··· MATERIAL PROVIDED ···

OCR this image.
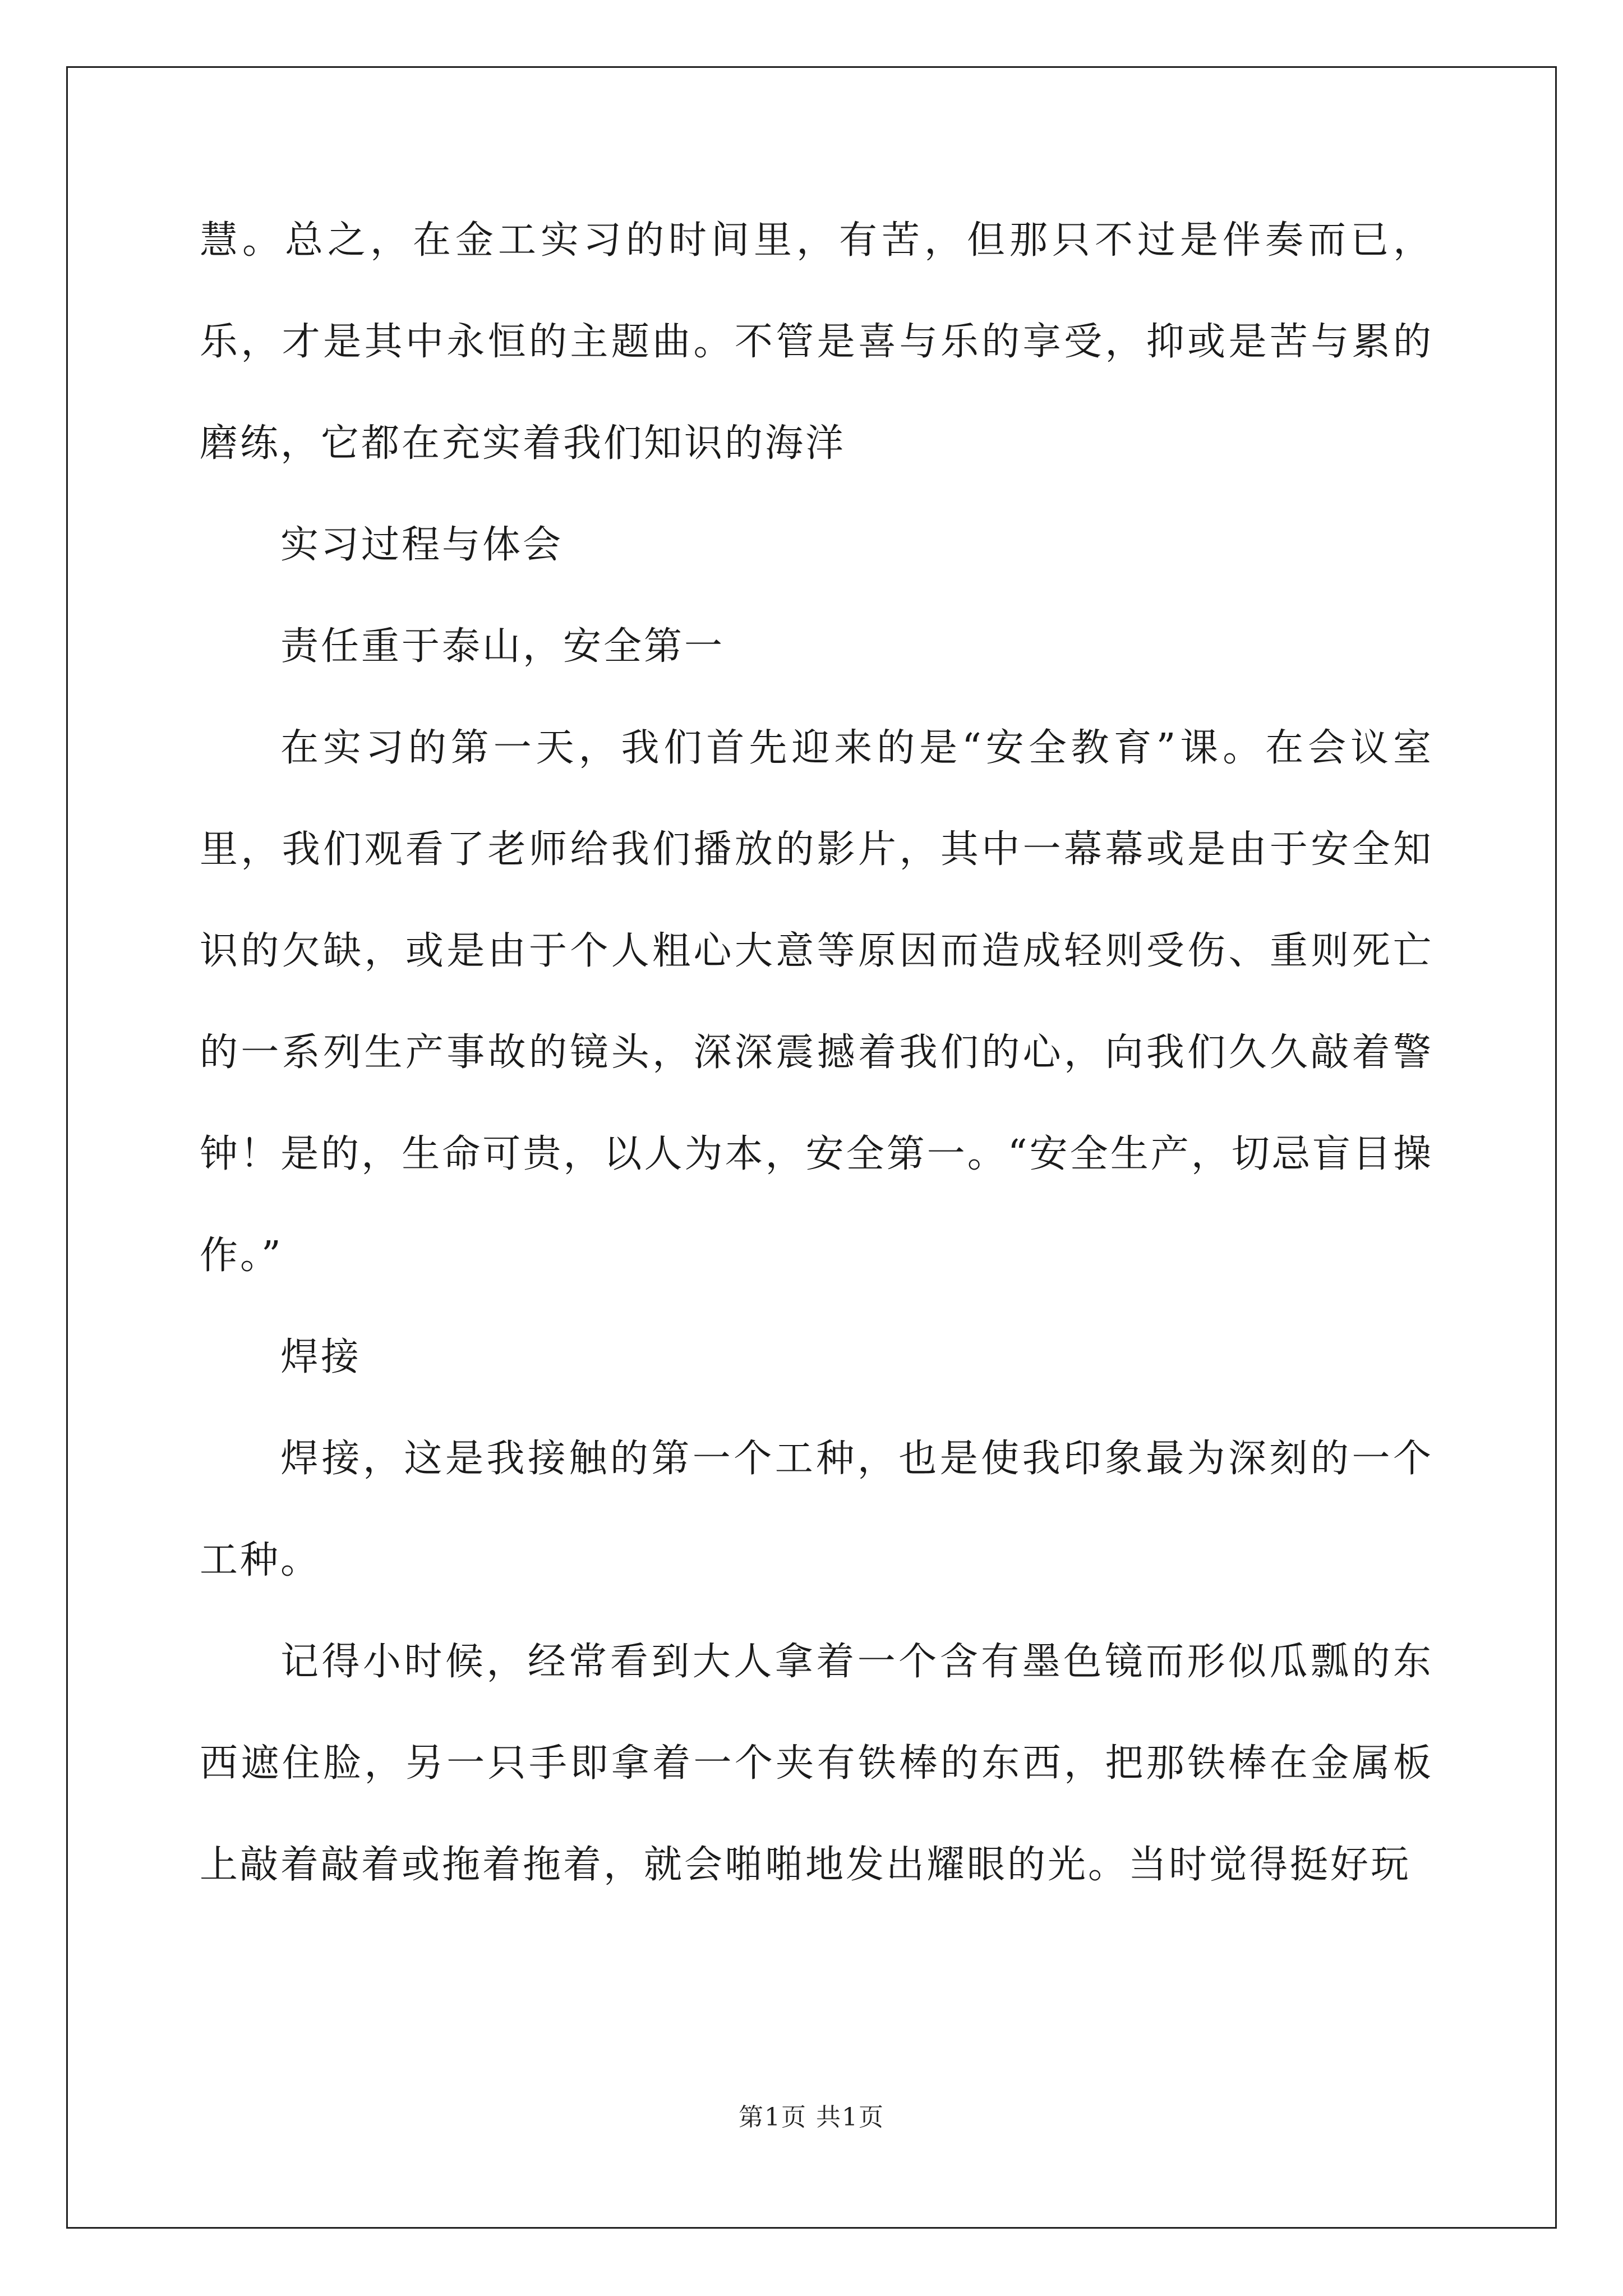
慧。总之，在金工实习的时间里，有苦，但那只不过是伴奏而已，乐，才是其中永恒的主题曲。不管是喜与乐的享受，抑或是苦与累的磨练，它都在充实着我们知识的海洋

实习过程与体会

责任重于泰山，安全第一

在实习的第一天，我们首先迎来的是“安全教育”课。在会议室里，我们观看了老师给我们播放的影片，其中一幕幕或是由于安全知识的欠缺，或是由于个人粗心大意等原因而造成轻则受伤、重则死亡的一系列生产事故的镜头，深深震撼着我们的心，向我们久久敲着警钟！是的，生命可贵，以人为本，安全第一。“安全生产，切忌盲目操作。”

焊接

焊接，这是我接触的第一个工种，也是使我印象最为深刻的一个工种。

记得小时候，经常看到大人拿着一个含有墨色镜而形似瓜瓢的东西遮住脸，另一只手即拿着一个夹有铁棒的东西，把那铁棒在金属板上敲着敲着或拖着拖着，就会啪啪地发出耀眼的光。当时觉得挺好玩

第1页 共1页
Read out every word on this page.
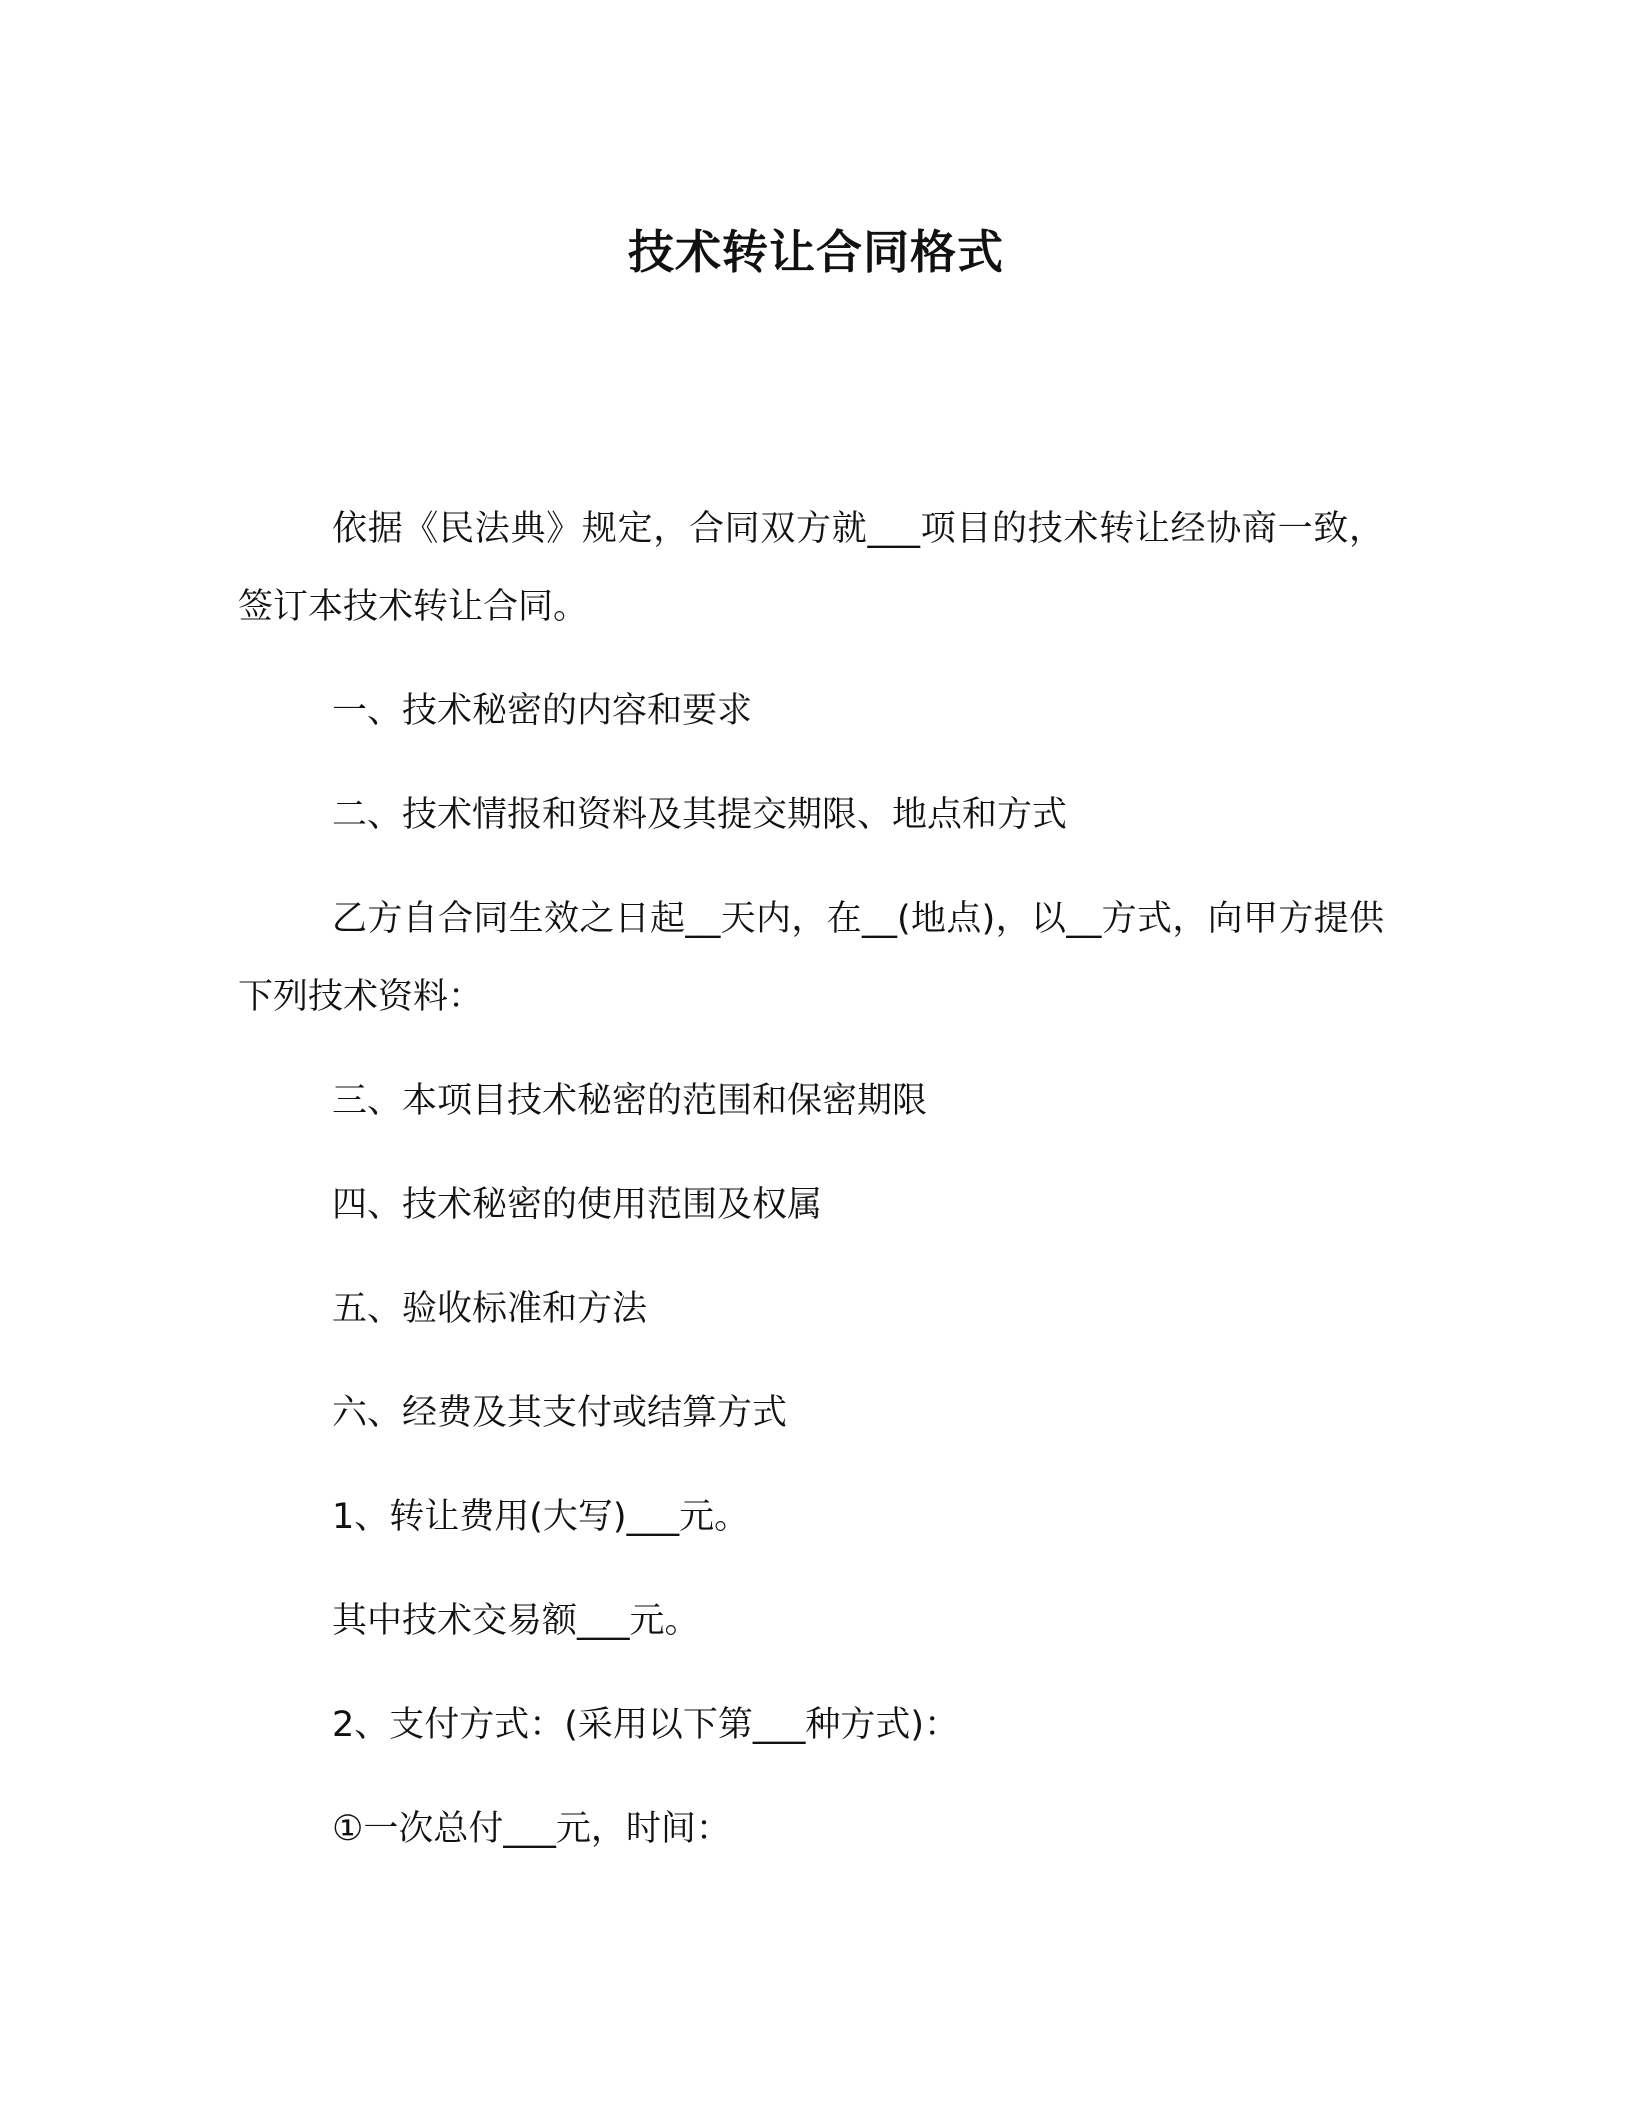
技术转让合同格式

依据《民法典》规定，合同双方就___项目的技术转让经协商一致，签订本技术转让合同。

一、技术秘密的内容和要求

二、技术情报和资料及其提交期限、地点和方式

乙方自合同生效之日起__天内，在__(地点)，以__方式，向甲方提供下列技术资料：

三、本项目技术秘密的范围和保密期限

四、技术秘密的使用范围及权属

五、验收标准和方法

六、经费及其支付或结算方式

1、转让费用(大写)___元。

其中技术交易额___元。

2、支付方式：(采用以下第___种方式)：

①一次总付___元，时间：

···

#### [EXERCISE DIRECTIONS]
Images in the records should not be copied. Repeat all the rest exactly.

#### [TASK RESULT]
OCR this image.
慧。总之，在金工实习的时间里，有苦，但那只不过是伴奏而已，乐，才是其中永恒的主题曲。不管是喜与乐的享受，抑或是苦与累的磨练，它都在充实着我们知识的海洋

实习过程与体会

责任重于泰山，安全第一

在实习的第一天，我们首先迎来的是“安全教育”课。在会议室里，我们观看了老师给我们播放的影片，其中一幕幕或是由于安全知识的欠缺，或是由于个人粗心大意等原因而造成轻则受伤、重则死亡的一系列生产事故的镜头，深深震撼着我们的心，向我们久久敲着警钟！是的，生命可贵，以人为本，安全第一。“安全生产，切忌盲目操作。”

焊接

焊接，这是我接触的第一个工种，也是使我印象最为深刻的一个工种。

记得小时候，经常看到大人拿着一个含有墨色镜而形似瓜瓢的东西遮住脸，另一只手即拿着一个夹有铁棒的东西，把那铁棒在金属板上敲着敲着或拖着拖着，就会啪啪地发出耀眼的光。当时觉得挺好玩

第1页 共1页
Read out every word on this page.
技术转让合同格式

依据《民法典》规定，合同双方就___项目的技术转让经协商一致，签订本技术转让合同。

一、技术秘密的内容和要求

二、技术情报和资料及其提交期限、地点和方式

乙方自合同生效之日起__天内，在__(地点)，以__方式，向甲方提供下列技术资料：

三、本项目技术秘密的范围和保密期限

四、技术秘密的使用范围及权属

五、验收标准和方法

六、经费及其支付或结算方式

1、转让费用(大写)___元。

其中技术交易额___元。

2、支付方式：(采用以下第___种方式)：

①一次总付___元，时间：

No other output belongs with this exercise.